In the copy, include every entry exactly but none of the images.

(Data entries)

+ + +

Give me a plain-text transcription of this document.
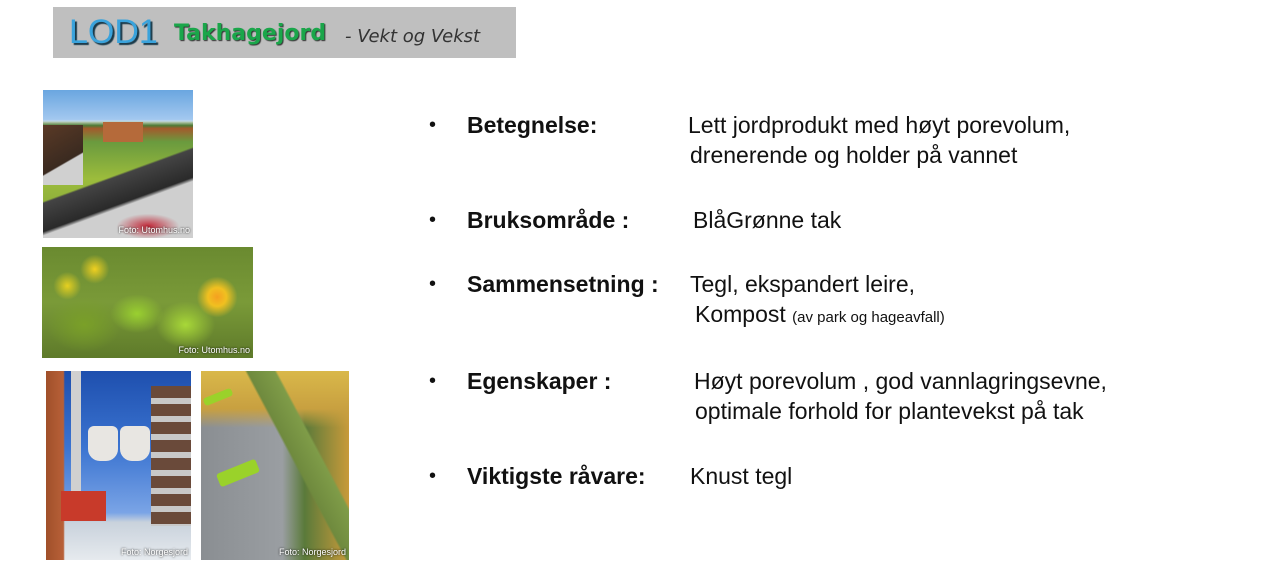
LOD1 Takhagejord - Vekt og Vekst
Foto: Utomhus.no
Foto: Utomhus.no
Foto: Norgesjord	Foto: Norgesjord
• Betegnelse:	Lett jordprodukt med høyt porevolum,
drenerende og holder på vannet
• Bruksområde :	BlåGrønne tak
• Sammensetning : Tegl, ekspandert leire,
Kompost (av park og hageavfall)
• Egenskaper :	Høyt porevolum , god vannlagringsevne,
optimale forhold for plantevekst på tak
• Viktigste råvare: Knust tegl
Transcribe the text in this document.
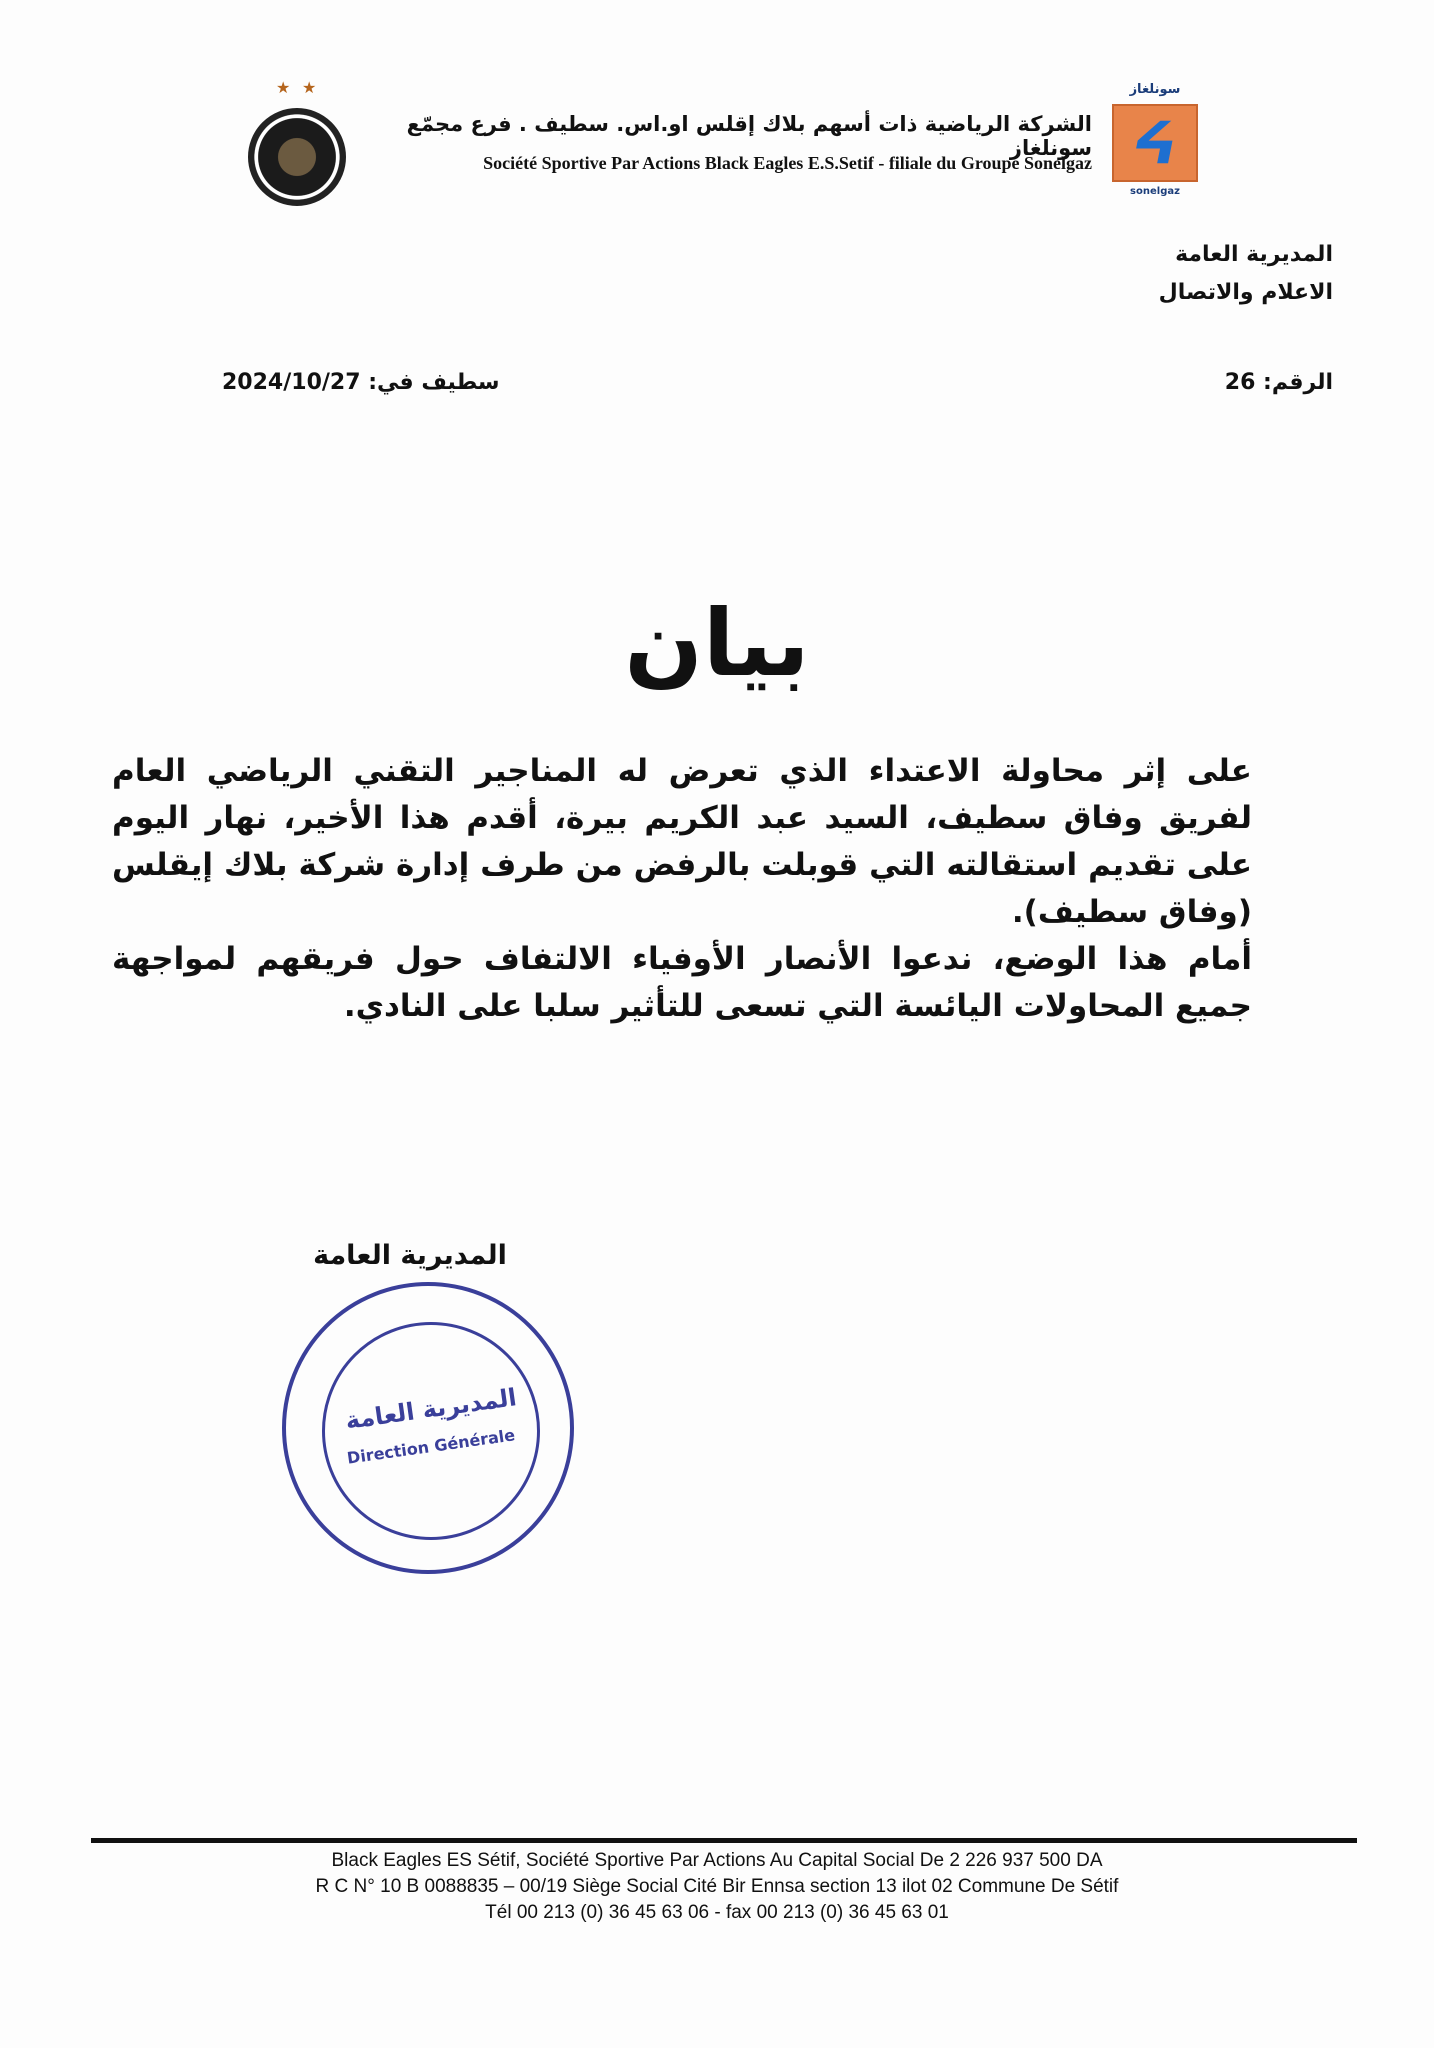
★ ★
الشركة الرياضية ذات أسهم بلاك إقلس او.اس. سطيف . فرع مجمّع سونلغاز
Société Sportive Par Actions Black Eagles E.S.Setif - filiale du Groupe Sonelgaz
سونلغاز
ᔦ
sonelgaz
المديرية العامة
الاعلام والاتصال
الرقم: 26
سطيف في: 2024/10/27
بيان

على إثر محاولة الاعتداء الذي تعرض له المناجير التقني الرياضي العام لفريق وفاق سطيف، السيد عبد الكريم بيرة، أقدم هذا الأخير، نهار اليوم على تقديم استقالته التي قوبلت بالرفض من طرف إدارة شركة بلاك إيقلس (وفاق سطيف).

أمام هذا الوضع، ندعوا الأنصار الأوفياء الالتفاف حول فريقهم لمواجهة جميع المحاولات اليائسة التي تسعى للتأثير سلبا على النادي.

المديرية العامة
المديرية العامة
Direction Générale
Black Eagles ES Sétif, Société Sportive Par Actions Au Capital Social De 2 226 937 500 DA
R C N° 10 B 0088835 – 00/19 Siège Social Cité Bir Ennsa section 13 ilot 02 Commune De Sétif
Tél 00 213 (0) 36 45 63 06 - fax 00 213 (0) 36 45 63 01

+ + +

#### Correct response:
Give me a plain-text transcription of this document.
LOD1 Takhagejord - Vekt og Vekst
Foto: Utomhus.no
Foto: Utomhus.no
Foto: Norgesjord	Foto: Norgesjord
• Betegnelse:	Lett jordprodukt med høyt porevolum,
drenerende og holder på vannet
• Bruksområde :	BlåGrønne tak
• Sammensetning : Tegl, ekspandert leire,
Kompost (av park og hageavfall)
• Egenskaper :	Høyt porevolum , god vannlagringsevne,
optimale forhold for plantevekst på tak
• Viktigste råvare: Knust tegl
Transcribe the text in this document.
★ ★
الشركة الرياضية ذات أسهم بلاك إقلس او.اس. سطيف . فرع مجمّع سونلغاز
Société Sportive Par Actions Black Eagles E.S.Setif - filiale du Groupe Sonelgaz
سونلغاز
ᔦ
sonelgaz
المديرية العامة
الاعلام والاتصال
الرقم: 26
سطيف في: 2024/10/27
بيان

على إثر محاولة الاعتداء الذي تعرض له المناجير التقني الرياضي العام لفريق وفاق سطيف، السيد عبد الكريم بيرة، أقدم هذا الأخير، نهار اليوم على تقديم استقالته التي قوبلت بالرفض من طرف إدارة شركة بلاك إيقلس (وفاق سطيف).

أمام هذا الوضع، ندعوا الأنصار الأوفياء الالتفاف حول فريقهم لمواجهة جميع المحاولات اليائسة التي تسعى للتأثير سلبا على النادي.

المديرية العامة
المديرية العامة
Direction Générale
Black Eagles ES Sétif, Société Sportive Par Actions Au Capital Social De 2 226 937 500 DA
R C N° 10 B 0088835 – 00/19 Siège Social Cité Bir Ennsa section 13 ilot 02 Commune De Sétif
Tél 00 213 (0) 36 45 63 06 - fax 00 213 (0) 36 45 63 01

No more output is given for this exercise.